- THINGS TO DO -
a) According to the passage on Lear's limericks, how much does the Woman at Glos'ter pay for her parrot?
b) Continue the passage on Lear's limericks from its last sentence.

- EXCERPT TO READ -
----------------------------------------

It is interesting to compare Lear’s limericks with other contemporary examples of the form: his exhibit a freedom, both in their illustrations and in their outlook, that is nimbler and more buoyant. Lear drew his ‘nonsenses’ remarkably fast. Although he returned to them and perfected his books with a critical eye for detail, the confident speed of his line is part of the animated impulsiveness that makes his cartoons so successful. Among the collections that Lear learned from, several limericks do make a moral or social judgement on their eccentric protagonists. In The History of Sixteen Wonderful Old Women, the women are implicitly criticised for being stingy, crosstempered and vain. The Old Woman of Croydon ‘to look young . . . affected the Hoyden / And would jump and would skip, / Till she put out her hip;/Alas poor Old Woman of Croydon’. Another limerick in the same volume sneers at an ‘Old Woman at Lynn, / Whose Nose very near touch’d her chin’, cattily suggesting ‘You may easy suppose,/She had plenty of Beaux;/ is charming Old Woman of Lynn’. In a third limerick, a loquacious ‘Woman at Glos’ter’ pays two guineas for a parrot, ‘but his tongue never ceasing, / Was vastly displeasing, / To the talkative Woman of Glos’ter’. The garrulous parrot — imitating her as parrots do — serves her right. The volume closes with the improving moral example of an ‘Old Woman at Leeds/Who spent all her time in good deeds,/She work’d for the Poor/Till her fingers were sore; / is pious Old Woman of Leeds’.

----------------------------------------

- RECORD SET -

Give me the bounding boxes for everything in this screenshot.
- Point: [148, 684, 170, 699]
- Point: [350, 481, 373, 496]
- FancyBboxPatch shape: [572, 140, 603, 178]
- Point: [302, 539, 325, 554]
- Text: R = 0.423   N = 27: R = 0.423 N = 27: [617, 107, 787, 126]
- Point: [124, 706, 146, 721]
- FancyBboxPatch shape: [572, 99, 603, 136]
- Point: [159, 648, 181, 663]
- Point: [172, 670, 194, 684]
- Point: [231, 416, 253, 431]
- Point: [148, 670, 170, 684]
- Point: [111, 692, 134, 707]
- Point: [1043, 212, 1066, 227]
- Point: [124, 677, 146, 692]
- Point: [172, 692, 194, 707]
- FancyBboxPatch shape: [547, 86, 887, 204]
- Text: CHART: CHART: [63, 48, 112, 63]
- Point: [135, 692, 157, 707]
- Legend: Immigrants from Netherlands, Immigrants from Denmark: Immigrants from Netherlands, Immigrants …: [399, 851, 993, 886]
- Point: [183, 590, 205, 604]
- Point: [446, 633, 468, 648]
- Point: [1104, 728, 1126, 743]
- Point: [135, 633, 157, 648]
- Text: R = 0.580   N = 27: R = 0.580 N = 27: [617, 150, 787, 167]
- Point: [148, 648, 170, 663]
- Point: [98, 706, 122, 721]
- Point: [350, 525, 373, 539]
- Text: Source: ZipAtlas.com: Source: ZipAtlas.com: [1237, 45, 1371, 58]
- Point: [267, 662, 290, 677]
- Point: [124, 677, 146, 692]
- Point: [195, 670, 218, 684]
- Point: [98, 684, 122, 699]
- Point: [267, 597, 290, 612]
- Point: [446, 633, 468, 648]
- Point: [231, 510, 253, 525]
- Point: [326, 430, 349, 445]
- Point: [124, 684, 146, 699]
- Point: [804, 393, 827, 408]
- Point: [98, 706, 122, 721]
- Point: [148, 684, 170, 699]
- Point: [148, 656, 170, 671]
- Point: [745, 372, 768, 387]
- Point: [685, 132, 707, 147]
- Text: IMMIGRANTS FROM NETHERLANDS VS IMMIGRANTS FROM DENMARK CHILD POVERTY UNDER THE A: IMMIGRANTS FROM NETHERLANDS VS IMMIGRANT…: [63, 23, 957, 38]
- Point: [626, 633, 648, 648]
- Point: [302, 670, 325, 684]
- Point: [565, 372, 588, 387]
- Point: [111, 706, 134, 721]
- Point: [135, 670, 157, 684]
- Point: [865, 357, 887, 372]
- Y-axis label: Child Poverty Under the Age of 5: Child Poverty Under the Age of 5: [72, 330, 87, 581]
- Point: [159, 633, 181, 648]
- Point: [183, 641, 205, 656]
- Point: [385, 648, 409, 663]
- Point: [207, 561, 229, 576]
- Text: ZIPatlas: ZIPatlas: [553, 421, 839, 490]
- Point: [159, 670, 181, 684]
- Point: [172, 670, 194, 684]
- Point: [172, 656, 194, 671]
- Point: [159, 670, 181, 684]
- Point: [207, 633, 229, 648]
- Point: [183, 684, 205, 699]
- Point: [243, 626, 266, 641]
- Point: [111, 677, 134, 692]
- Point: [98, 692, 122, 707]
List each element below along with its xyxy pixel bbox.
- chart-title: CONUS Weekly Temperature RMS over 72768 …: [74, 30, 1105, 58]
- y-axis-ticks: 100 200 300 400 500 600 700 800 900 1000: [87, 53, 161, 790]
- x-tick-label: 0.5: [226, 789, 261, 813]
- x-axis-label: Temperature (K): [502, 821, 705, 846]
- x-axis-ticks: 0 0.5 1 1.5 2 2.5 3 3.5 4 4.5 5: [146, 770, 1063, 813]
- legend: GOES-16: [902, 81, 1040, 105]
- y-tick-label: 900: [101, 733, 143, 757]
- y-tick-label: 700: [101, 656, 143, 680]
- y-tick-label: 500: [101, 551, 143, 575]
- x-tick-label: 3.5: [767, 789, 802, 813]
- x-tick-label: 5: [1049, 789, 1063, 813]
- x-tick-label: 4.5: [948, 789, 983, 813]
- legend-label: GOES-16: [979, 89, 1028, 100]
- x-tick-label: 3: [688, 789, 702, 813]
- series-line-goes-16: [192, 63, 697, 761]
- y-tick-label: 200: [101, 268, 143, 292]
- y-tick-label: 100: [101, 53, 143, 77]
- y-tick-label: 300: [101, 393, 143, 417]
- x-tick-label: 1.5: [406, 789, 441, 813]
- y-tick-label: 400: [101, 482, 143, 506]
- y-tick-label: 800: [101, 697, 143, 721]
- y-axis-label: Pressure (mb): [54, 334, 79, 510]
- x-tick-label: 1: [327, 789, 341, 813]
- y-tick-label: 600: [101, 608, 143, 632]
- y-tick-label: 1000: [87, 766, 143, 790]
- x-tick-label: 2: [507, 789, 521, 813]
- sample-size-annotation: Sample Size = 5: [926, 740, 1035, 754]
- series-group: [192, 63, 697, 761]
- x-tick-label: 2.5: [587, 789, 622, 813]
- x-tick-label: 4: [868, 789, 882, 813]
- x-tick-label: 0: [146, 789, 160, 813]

----------------------------------------

- YOUR WRITTEN ANSWERS -
a) Two guineas.

b)
By contrast, Lear’s limericks, promiscuously mixing young and old persons of both sexes, present characters neither as commendable nor as cautionary. His young lady ‘whose nose was so long that it reached to her toes’ simply hires an old lady to carry it for her. The resourceful young lady ‘whose chin resembled the point of a pin’ has it sharpened, purchases a harp, and plays tunes with it. These wacky characters allow us to imagine what it might be like to live if one were, even momentarily, oblivious to social judgement; it is no accident that many of them consort with animals and birds, whom they come to resemble. Lear borrows from The History of Sixteen Wonderful Old Women the theme of ‘an old lady of Leeds,/Who was always a’ doing good deeds’, but Lear’s old lady ‘sate on some rocks with her feet in a box,/And her neck was surrounded by beads’. This comes close to parody. The do-gooder, perhaps wearing her rosary as a necklace, turns out to be just as odd, confined and antisocial in her private life as everyone else. In a later version, Lear has the lady of Leeds sit on a stool and eat gooseberry fool. Such antics must have been even more amusing and surprising to the original readers of his nonsense books — like the three young men Lear encountered at the offices of Bush, his publisher-bookseller, who were reading the limericks and falling about with laughter. Among the energetic nonconformists Lear added to the 1861 edition of his Book of Nonsense is the ‘Old Man in a pew’, who tears his waistcoat in pieces to give to his nieces. Whether the pew is in a church or not, the Old Man’s free-spirited behaviour rides a nice line between the kind of generosity that echoes Christian values (for example, St Martin giving his cloak to a beggar) and a tendency to violence and public undress that might be regarded as profane. Here is the benevolence that characterises so much of Lear’s poetry, yet here also is a tendency to acts of sudden destruction that is equally characteristic. An impulsive and potentially antisocial vehemence is the flip side of tolerance, and it often strikes Lear amongst the crowds and compulsions of church. It gives his work edge. Such undress will recur, in a more radical form, in his poem ‘ The New Vestments’.